(Extracted records)
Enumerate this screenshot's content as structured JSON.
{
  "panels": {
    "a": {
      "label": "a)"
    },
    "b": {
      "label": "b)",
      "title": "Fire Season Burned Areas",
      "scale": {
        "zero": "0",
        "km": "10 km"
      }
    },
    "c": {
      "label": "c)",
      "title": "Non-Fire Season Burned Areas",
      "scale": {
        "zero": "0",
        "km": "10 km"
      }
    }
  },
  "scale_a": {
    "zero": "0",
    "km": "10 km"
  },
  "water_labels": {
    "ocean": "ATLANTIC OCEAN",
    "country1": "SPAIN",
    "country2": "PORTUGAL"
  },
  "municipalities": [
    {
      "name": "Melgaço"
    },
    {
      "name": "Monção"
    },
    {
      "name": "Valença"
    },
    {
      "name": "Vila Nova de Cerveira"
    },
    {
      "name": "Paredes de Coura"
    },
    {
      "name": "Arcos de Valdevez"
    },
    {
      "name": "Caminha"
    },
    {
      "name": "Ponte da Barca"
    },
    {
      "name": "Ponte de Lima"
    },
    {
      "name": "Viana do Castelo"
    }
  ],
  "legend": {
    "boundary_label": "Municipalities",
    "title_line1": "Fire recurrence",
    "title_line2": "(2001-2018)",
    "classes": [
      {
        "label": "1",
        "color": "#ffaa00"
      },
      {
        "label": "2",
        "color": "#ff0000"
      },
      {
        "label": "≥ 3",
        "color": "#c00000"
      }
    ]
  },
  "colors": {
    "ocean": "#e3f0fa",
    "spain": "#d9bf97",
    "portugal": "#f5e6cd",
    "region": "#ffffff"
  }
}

▸ TASK DETAILS: Quote the listing in full, please, keeping every line exact.

▸ CORRECT RESPONSE:
Enumerate this screenshot's content as structured JSON.
{
  "panels": {
    "a": {
      "label": "a)"
    },
    "b": {
      "label": "b)",
      "title": "Fire Season Burned Areas",
      "scale": {
        "zero": "0",
        "km": "10 km"
      }
    },
    "c": {
      "label": "c)",
      "title": "Non-Fire Season Burned Areas",
      "scale": {
        "zero": "0",
        "km": "10 km"
      }
    }
  },
  "scale_a": {
    "zero": "0",
    "km": "10 km"
  },
  "water_labels": {
    "ocean": "ATLANTIC OCEAN",
    "country1": "SPAIN",
    "country2": "PORTUGAL"
  },
  "municipalities": [
    {
      "name": "Melgaço"
    },
    {
      "name": "Monção"
    },
    {
      "name": "Valença"
    },
    {
      "name": "Vila Nova de Cerveira"
    },
    {
      "name": "Paredes de Coura"
    },
    {
      "name": "Arcos de Valdevez"
    },
    {
      "name": "Caminha"
    },
    {
      "name": "Ponte da Barca"
    },
    {
      "name": "Ponte de Lima"
    },
    {
      "name": "Viana do Castelo"
    }
  ],
  "legend": {
    "boundary_label": "Municipalities",
    "title_line1": "Fire recurrence",
    "title_line2": "(2001-2018)",
    "classes": [
      {
        "label": "1",
        "color": "#ffaa00"
      },
      {
        "label": "2",
        "color": "#ff0000"
      },
      {
        "label": "≥ 3",
        "color": "#c00000"
      }
    ]
  },
  "colors": {
    "ocean": "#e3f0fa",
    "spain": "#d9bf97",
    "portugal": "#f5e6cd",
    "region": "#ffffff"
  }
}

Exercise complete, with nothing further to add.